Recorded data
=-=-=-=-=

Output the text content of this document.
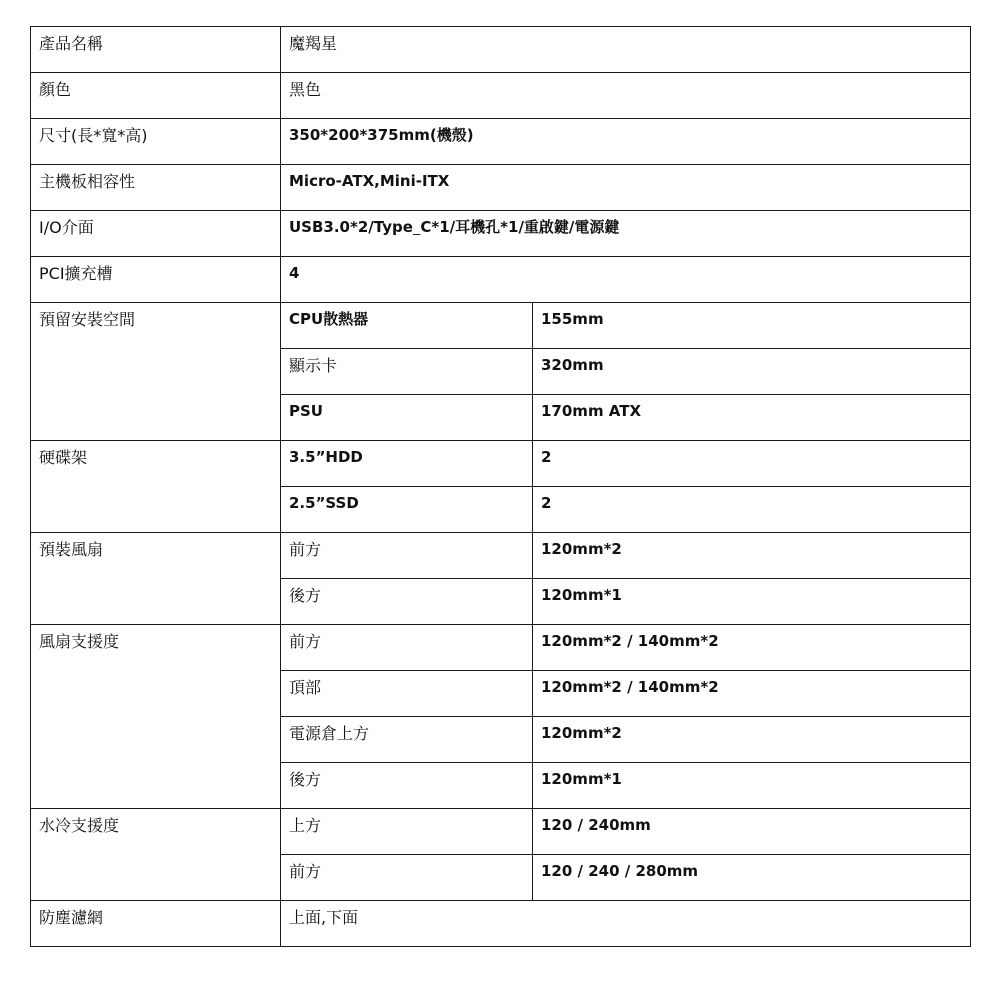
產品名稱	魔羯星	

顏色	黑色	

尺寸(長*寬*高)	350*200*375mm(機殼)	

主機板相容性	Micro-ATX,Mini-ITX	

I/O介面	USB3.0*2/Type_C*1/耳機孔*1/重啟鍵/電源鍵	

PCI擴充槽	4	

預留安裝空間	CPU散熱器	155mm

	顯示卡	320mm

	PSU	170mm ATX

硬碟架	3.5”HDD	2

	2.5”SSD	2

預裝風扇	前方	120mm*2

	後方	120mm*1

風扇支援度	前方	120mm*2 / 140mm*2

	頂部	120mm*2 / 140mm*2

	電源倉上方	120mm*2

	後方	120mm*1

水冷支援度	上方	120 / 240mm

	前方	120 / 240 / 280mm

防塵濾網	上面,下面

=-=-=-=-=

• WHAT IS BEING ASKED: Without including any pictures, please restate all the records exactly.

• CORRECT ANSWER:
Output the text content of this document.
產品名稱	魔羯星	

顏色	黑色	

尺寸(長*寬*高)	350*200*375mm(機殼)	

主機板相容性	Micro-ATX,Mini-ITX	

I/O介面	USB3.0*2/Type_C*1/耳機孔*1/重啟鍵/電源鍵	

PCI擴充槽	4	

預留安裝空間	CPU散熱器	155mm

	顯示卡	320mm

	PSU	170mm ATX

硬碟架	3.5”HDD	2

	2.5”SSD	2

預裝風扇	前方	120mm*2

	後方	120mm*1

風扇支援度	前方	120mm*2 / 140mm*2

	頂部	120mm*2 / 140mm*2

	電源倉上方	120mm*2

	後方	120mm*1

水冷支援度	上方	120 / 240mm

	前方	120 / 240 / 280mm

防塵濾網	上面,下面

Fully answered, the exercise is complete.